### TASK DATA

+ + + + +

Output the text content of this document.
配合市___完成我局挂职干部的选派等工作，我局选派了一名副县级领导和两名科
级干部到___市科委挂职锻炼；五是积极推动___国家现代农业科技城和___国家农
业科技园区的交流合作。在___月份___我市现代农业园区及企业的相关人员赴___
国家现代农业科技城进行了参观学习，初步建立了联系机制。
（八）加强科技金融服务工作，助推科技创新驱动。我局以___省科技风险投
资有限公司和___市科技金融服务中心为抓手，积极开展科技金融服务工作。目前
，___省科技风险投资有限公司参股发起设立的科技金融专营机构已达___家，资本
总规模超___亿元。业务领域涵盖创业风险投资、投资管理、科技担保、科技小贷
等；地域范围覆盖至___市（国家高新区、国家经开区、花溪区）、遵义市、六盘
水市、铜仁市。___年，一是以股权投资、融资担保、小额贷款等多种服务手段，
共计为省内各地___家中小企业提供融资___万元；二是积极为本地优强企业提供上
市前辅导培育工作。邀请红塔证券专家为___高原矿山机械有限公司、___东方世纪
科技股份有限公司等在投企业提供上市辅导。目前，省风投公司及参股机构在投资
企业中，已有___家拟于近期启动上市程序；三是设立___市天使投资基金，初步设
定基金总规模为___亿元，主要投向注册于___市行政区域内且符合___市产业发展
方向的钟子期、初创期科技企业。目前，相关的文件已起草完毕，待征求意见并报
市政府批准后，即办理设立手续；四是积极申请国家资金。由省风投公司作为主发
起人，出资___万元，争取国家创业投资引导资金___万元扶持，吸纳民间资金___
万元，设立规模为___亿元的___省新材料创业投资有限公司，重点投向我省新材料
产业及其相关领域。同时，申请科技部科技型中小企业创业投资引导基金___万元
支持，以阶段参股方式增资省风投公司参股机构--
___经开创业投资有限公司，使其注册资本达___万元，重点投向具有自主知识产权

+ + + + +

### SET PROBLEM
Give all the entries again exactly; leave none out.

### FINAL RESULT
Output the text content of this document.
配合市___完成我局挂职干部的选派等工作，我局选派了一名副县级领导和两名科
级干部到___市科委挂职锻炼；五是积极推动___国家现代农业科技城和___国家农
业科技园区的交流合作。在___月份___我市现代农业园区及企业的相关人员赴___
国家现代农业科技城进行了参观学习，初步建立了联系机制。
（八）加强科技金融服务工作，助推科技创新驱动。我局以___省科技风险投
资有限公司和___市科技金融服务中心为抓手，积极开展科技金融服务工作。目前
，___省科技风险投资有限公司参股发起设立的科技金融专营机构已达___家，资本
总规模超___亿元。业务领域涵盖创业风险投资、投资管理、科技担保、科技小贷
等；地域范围覆盖至___市（国家高新区、国家经开区、花溪区）、遵义市、六盘
水市、铜仁市。___年，一是以股权投资、融资担保、小额贷款等多种服务手段，
共计为省内各地___家中小企业提供融资___万元；二是积极为本地优强企业提供上
市前辅导培育工作。邀请红塔证券专家为___高原矿山机械有限公司、___东方世纪
科技股份有限公司等在投企业提供上市辅导。目前，省风投公司及参股机构在投资
企业中，已有___家拟于近期启动上市程序；三是设立___市天使投资基金，初步设
定基金总规模为___亿元，主要投向注册于___市行政区域内且符合___市产业发展
方向的钟子期、初创期科技企业。目前，相关的文件已起草完毕，待征求意见并报
市政府批准后，即办理设立手续；四是积极申请国家资金。由省风投公司作为主发
起人，出资___万元，争取国家创业投资引导资金___万元扶持，吸纳民间资金___
万元，设立规模为___亿元的___省新材料创业投资有限公司，重点投向我省新材料
产业及其相关领域。同时，申请科技部科技型中小企业创业投资引导基金___万元
支持，以阶段参股方式增资省风投公司参股机构--
___经开创业投资有限公司，使其注册资本达___万元，重点投向具有自主知识产权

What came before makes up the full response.